#### [What the task asks]
Please state how many lines in the records contain the string "Алексей", with no words besides the number.

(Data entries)
** START **

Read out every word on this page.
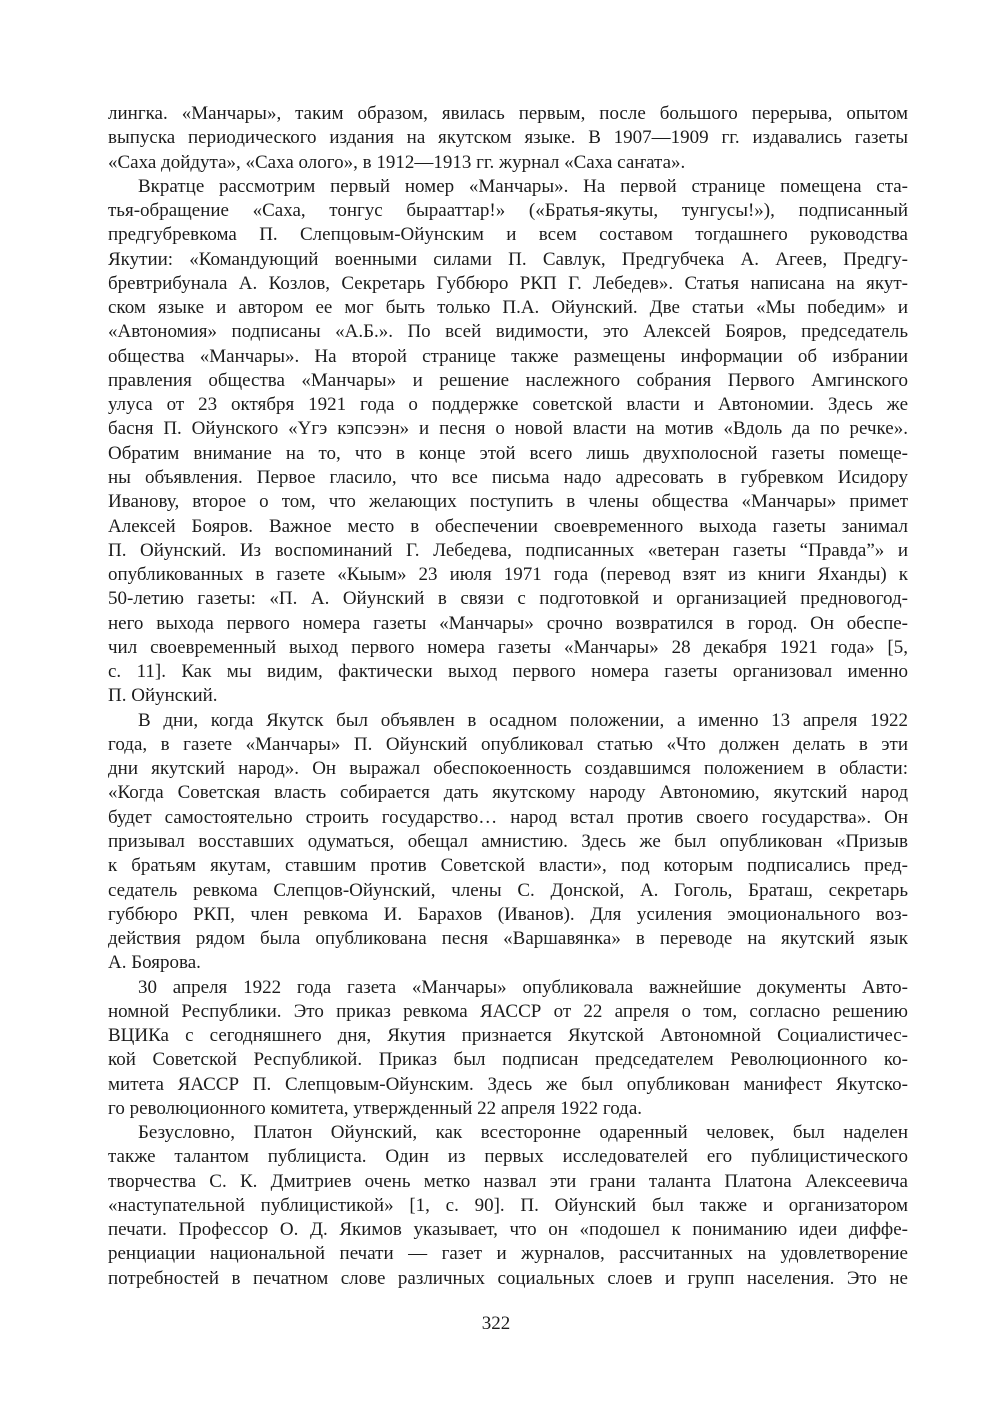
лингка. «Манчары», таким образом, явилась первым, после большого перерыва, опытом
выпуска периодического издания на якутском языке. В 1907—1909 гг. издавались газеты
«Саха дойдута», «Саха олого», в 1912—1913 гг. журнал «Саха саҥата».
Вкратце рассмотрим первый номер «Манчары». На первой странице помещена ста-
тья-обращение «Саха, тонгус бырааттар!» («Братья-якуты, тунгусы!»), подписанный
предгубревкома П. Слепцовым-Ойунским и всем составом тогдашнего руководства
Якутии: «Командующий военными силами П. Савлук, Предгубчека А. Агеев, Предгу-
бревтрибунала А. Козлов, Секретарь Губбюро РКП Г. Лебедев». Статья написана на якут-
ском языке и автором ее мог быть только П.А. Ойунский. Две статьи «Мы победим» и
«Автономия» подписаны «А.Б.». По всей видимости, это Алексей Бояров, председатель
общества «Манчары». На второй странице также размещены информации об избрании
правления общества «Манчары» и решение наслежного собрания Первого Амгинского
улуса от 23 октября 1921 года о поддержке советской власти и Автономии. Здесь же
басня П. Ойунского «Үгэ кэпсээн» и песня о новой власти на мотив «Вдоль да по речке».
Обратим внимание на то, что в конце этой всего лишь двухполосной газеты помеще-
ны объявления. Первое гласило, что все письма надо адресовать в губревком Исидору
Иванову, второе о том, что желающих поступить в члены общества «Манчары» примет
Алексей Бояров. Важное место в обеспечении своевременного выхода газеты занимал
П. Ойунский. Из воспоминаний Г. Лебедева, подписанных «ветеран газеты “Правда”» и
опубликованных в газете «Кыым» 23 июля 1971 года (перевод взят из книги Яханды) к
50-летию газеты: «П. А. Ойунский в связи с подготовкой и организацией предновогод-
него выхода первого номера газеты «Манчары» срочно возвратился в город. Он обеспе-
чил своевременный выход первого номера газеты «Манчары» 28 декабря 1921 года» [5,
с. 11]. Как мы видим, фактически выход первого номера газеты организовал именно
П. Ойунский.
В дни, когда Якутск был объявлен в осадном положении, а именно 13 апреля 1922
года, в газете «Манчары» П. Ойунский опубликовал статью «Что должен делать в эти
дни якутский народ». Он выражал обеспокоенность создавшимся положением в области:
«Когда Советская власть собирается дать якутскому народу Автономию, якутский народ
будет самостоятельно строить государство… народ встал против своего государства». Он
призывал восставших одуматься, обещал амнистию. Здесь же был опубликован «Призыв
к братьям якутам, ставшим против Советской власти», под которым подписались пред-
седатель ревкома Слепцов-Ойунский, члены С. Донской, А. Гоголь, Браташ, секретарь
губбюро РКП, член ревкома И. Барахов (Иванов). Для усиления эмоционального воз-
действия рядом была опубликована песня «Варшавянка» в переводе на якутский язык
А. Боярова.
30 апреля 1922 года газета «Манчары» опубликовала важнейшие документы Авто-
номной Республики. Это приказ ревкома ЯАССР от 22 апреля о том, согласно решению
ВЦИКа с сегодняшнего дня, Якутия признается Якутской Автономной Социалистичес-
кой Советской Республикой. Приказ был подписан председателем Революционного ко-
митета ЯАССР П. Слепцовым-Ойунским. Здесь же был опубликован манифест Якутско-
го революционного комитета, утвержденный 22 апреля 1922 года.
Безусловно, Платон Ойунский, как всесторонне одаренный человек, был наделен
также талантом публициста. Один из первых исследователей его публицистического
творчества С. К. Дмитриев очень метко назвал эти грани таланта Платона Алексеевича
«наступательной публицистикой» [1, с. 90]. П. Ойунский был также и организатором
печати. Профессор О. Д. Якимов указывает, что он «подошел к пониманию идеи диффе-
ренциации национальной печати — газет и журналов, рассчитанных на удовлетворение
потребностей в печатном слове различных социальных слоев и групп населения. Это не
322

** END **

#### [Solution below]
2